Wenn dagegen das Tun und Lassen des Menschen in Gedanken, Worten und Taten gelenkt und bewegt wird von der Grundtendenz der Gleichgültigkeit gegenüber den Bedürfnissen des Mitmenschen oder gar von Übelwollen, dann wird auch seine Umwelt langsam, aber unausbleiblich unmittelbar und mittelbar zu Reaktionen in Richtung auf zunehmende Gleichgültigkeit und zunehmendes Übelwollen beeinflusst, sodass zuletzt das von dem Täter Ausgegangene auch wieder auf ihn zurückkommt und diese Begegnungen ihn noch mehr bestärken in seinem gleichgültigen und übelwollenden Tun. Von daher nimmt auch die Mitwelt noch weiterhin zu in dieser das Leben verdunkelnden Tendenz des Übelwollens, der Rücksichtslosigkeit, des Misstrauens und Streites.
Der Mensch sieht, wie alle Notzeiten und Leidenszeiten immer solche Zeiten sind, in welchen die Menschen in ihrem Tun und Lassen, in Gedanken, Worten und Werken hauptsächlich bewegt werden von den Grundzügen starken, vielfältigen Verlangens und Begehrens und dadurch bedingter starker Rücksichtslosigkeit. Er sieht, wie aus solchem rücksichtslosen Verweigern und Entreißen die zwischenmenschlichen Beziehungen und Bindungen bis in die engste Familienbindung hinein sich lösen und verfallen und an ihre Stelle mehr und mehr die Strukturlosigkeit eines Gegeneinander aller gegen alle tritt mit Misstrauen, Zank und Streit, mit Kriegen, Wüten und Blutvergießen bis zum Untergang von Menschen und Völkern. Er sieht, wie in solchen Notzeiten das Denken und Suchen der Menschen mit unwiderstehlicher Macht auf die Frage nach den Wegen zu besseren Verhältnissen, zu Sicherheit, Frieden und Eintracht gelenkt wird. Und er sieht, dass dieses Suchen immer nur zwei Antworten finden kann und dass es von der Wahl zwischen diesen beiden Antworten abhängt, ob man wieder zu Ordnung, Wohlfahrt, Frieden und Sicherheit zurückkehrt oder das Elend und Chaos vollendet: Man kommt auf die Frage nach der Überwindung der gegenwärtigen Not entweder zu der Auffassung, dass diese allgemeine Rücksichtslosigkeit und Brutalität die Ursache des Elendes sei und dass das Elend nur durch echtes gegenseitiges Wohlwollen und durch Hilfsbereitschaft und Ehrlichkeit überwunden werden könne, oder man kommt zu der entgegengesetzten Auffassung, dass man in der allgemeinen Rücksichtslosigkeit nur dadurch sich am Leben und „obenauf“ halten könne, wenn man noch rücksichtsloser für sich sorge.

══════════

▶ AUFGABENSTELLUNG
1/ Beantworte zum Textauszug über Rücksichtslosigkeit folgende Fragen:
(a) Zu welchen Reaktionen wird laut dem ersten Absatz die Umwelt eines gleichgültigen oder übelwollenden Menschen beeinflusst?
(b) Auf welche Frage wird in Notzeiten das Denken und Suchen der Menschen gelenkt?
(c) Wie viele Antworten kann dieses Suchen immer nur finden?
2/ Schreibe aus dem Textauszug einen Abschnitt wortgetreu ab: Setze bei den Worten "Wenn dagegen das" ein und höre nach den Worten "Misstrauens und Streites." auf.

══════════

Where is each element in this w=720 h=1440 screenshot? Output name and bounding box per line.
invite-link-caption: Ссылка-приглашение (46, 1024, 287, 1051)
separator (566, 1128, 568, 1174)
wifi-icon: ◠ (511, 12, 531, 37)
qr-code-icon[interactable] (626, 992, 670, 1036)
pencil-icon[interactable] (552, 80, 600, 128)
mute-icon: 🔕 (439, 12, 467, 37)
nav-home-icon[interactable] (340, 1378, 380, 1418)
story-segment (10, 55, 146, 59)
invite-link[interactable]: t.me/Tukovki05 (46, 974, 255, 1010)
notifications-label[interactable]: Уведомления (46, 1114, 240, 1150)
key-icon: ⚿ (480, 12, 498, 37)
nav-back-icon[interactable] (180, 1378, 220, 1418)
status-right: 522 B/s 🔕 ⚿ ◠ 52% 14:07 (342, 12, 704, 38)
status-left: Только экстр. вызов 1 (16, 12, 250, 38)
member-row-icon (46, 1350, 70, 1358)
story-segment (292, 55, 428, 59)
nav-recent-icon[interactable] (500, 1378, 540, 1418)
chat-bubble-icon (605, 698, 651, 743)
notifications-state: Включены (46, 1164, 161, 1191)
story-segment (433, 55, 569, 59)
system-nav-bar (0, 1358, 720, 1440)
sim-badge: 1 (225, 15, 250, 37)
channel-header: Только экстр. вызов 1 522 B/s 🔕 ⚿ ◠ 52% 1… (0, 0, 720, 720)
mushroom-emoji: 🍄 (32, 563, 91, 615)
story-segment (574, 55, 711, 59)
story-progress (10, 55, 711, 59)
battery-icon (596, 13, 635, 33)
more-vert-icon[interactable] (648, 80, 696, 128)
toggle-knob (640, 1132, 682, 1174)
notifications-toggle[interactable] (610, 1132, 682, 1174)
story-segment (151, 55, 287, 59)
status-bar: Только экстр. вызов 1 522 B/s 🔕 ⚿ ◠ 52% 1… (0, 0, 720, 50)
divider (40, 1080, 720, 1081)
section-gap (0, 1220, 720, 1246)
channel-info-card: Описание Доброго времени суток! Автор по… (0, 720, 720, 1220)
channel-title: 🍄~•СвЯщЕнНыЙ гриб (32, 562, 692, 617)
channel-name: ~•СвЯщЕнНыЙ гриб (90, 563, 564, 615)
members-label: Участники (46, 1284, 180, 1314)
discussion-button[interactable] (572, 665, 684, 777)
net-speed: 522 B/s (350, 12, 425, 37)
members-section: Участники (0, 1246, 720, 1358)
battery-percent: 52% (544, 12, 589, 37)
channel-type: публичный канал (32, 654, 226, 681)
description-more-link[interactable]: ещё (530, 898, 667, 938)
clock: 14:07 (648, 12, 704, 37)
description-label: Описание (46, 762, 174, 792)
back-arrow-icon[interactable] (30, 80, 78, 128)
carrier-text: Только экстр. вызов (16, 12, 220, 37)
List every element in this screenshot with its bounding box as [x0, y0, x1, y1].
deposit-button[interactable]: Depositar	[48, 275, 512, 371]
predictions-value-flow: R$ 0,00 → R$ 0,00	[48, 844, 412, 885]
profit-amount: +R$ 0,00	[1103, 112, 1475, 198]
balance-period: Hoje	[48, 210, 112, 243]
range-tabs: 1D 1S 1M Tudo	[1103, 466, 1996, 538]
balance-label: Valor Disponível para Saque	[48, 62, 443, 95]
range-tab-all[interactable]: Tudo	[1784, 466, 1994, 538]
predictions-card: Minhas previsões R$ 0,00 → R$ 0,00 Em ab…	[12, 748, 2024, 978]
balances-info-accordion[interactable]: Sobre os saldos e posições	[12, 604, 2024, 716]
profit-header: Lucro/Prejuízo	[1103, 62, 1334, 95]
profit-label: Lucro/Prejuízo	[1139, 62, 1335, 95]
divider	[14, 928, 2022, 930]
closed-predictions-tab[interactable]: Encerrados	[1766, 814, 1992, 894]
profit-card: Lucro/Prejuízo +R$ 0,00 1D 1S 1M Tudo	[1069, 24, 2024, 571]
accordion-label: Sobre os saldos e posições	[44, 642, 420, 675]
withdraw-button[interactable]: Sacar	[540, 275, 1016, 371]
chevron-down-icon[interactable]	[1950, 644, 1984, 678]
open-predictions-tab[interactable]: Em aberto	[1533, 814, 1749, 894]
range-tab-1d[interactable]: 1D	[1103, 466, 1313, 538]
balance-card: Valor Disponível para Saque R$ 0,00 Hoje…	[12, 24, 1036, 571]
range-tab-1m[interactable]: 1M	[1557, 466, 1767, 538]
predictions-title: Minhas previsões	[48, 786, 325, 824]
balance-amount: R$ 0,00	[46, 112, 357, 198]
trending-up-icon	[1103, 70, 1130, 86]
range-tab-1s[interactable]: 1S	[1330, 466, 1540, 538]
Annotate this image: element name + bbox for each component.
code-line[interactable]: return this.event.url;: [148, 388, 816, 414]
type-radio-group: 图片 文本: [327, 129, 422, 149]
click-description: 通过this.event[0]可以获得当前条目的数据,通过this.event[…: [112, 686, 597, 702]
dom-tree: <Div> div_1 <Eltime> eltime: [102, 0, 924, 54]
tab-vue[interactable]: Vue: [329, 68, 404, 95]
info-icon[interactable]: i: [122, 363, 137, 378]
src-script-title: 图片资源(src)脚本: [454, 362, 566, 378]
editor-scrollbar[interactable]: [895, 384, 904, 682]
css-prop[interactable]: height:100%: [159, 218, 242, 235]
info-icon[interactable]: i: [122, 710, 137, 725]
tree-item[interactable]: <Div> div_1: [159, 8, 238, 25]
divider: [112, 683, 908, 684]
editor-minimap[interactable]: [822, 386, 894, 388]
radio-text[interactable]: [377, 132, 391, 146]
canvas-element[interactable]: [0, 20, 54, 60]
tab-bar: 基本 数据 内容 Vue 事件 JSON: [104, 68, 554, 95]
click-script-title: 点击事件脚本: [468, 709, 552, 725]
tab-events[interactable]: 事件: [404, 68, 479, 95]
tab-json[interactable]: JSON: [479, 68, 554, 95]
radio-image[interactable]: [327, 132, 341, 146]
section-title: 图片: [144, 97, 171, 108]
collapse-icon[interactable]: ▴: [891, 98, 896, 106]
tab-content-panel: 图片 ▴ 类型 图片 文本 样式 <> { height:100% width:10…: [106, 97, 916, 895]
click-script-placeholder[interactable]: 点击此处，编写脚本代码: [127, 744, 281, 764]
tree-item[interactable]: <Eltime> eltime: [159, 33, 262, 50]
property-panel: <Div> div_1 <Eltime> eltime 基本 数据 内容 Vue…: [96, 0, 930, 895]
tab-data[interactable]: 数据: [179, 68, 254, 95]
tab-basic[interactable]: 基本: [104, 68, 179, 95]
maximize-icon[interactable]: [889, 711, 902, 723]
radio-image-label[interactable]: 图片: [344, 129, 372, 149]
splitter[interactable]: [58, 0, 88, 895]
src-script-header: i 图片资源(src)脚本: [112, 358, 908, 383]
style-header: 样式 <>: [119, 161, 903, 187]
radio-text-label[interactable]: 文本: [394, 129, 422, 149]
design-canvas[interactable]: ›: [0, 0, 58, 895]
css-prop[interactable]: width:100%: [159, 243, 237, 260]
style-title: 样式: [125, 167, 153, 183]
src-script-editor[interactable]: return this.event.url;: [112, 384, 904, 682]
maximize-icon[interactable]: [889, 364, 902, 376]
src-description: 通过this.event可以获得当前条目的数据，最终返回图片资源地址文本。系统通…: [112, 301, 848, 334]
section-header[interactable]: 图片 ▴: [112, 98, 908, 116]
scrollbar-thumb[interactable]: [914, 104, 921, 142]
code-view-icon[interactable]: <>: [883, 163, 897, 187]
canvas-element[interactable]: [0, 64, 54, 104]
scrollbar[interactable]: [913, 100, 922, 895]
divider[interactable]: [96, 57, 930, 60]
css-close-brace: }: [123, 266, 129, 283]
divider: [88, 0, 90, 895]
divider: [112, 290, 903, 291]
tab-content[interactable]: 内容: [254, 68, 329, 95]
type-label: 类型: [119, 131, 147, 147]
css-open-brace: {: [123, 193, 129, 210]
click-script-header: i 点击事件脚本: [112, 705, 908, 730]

══════════

▶ DIE ANTWORTEN
1/
(a) Zu Reaktionen in Richtung auf zunehmende Gleichgültigkeit und zunehmendes Übelwollen.
(b) Auf die Frage nach den Wegen zu besseren Verhältnissen, zu Sicherheit, Frieden und Eintracht.
(c) Zwei.

2/
Wenn dagegen das Tun und Lassen des Menschen in Gedanken, Worten und Taten gelenkt und bewegt wird von der Grundtendenz der Gleichgültigkeit gegenüber den Bedürfnissen des Mitmenschen oder gar von Übelwollen, dann wird auch seine Umwelt langsam, aber unausbleiblich unmittelbar und mittelbar zu Reaktionen in Richtung auf zunehmende Gleichgültigkeit und zunehmendes Übelwollen beeinflusst, sodass zuletzt das von dem Täter Ausgegangene auch wieder auf ihn zurückkommt und diese Begegnungen ihn noch mehr bestärken in seinem gleichgültigen und übelwollenden Tun. Von daher nimmt auch die Mitwelt noch weiterhin zu in dieser das Leben verdunkelnden Tendenz des Übelwollens, der Rücksichtslosigkeit, des Misstrauens und Streites.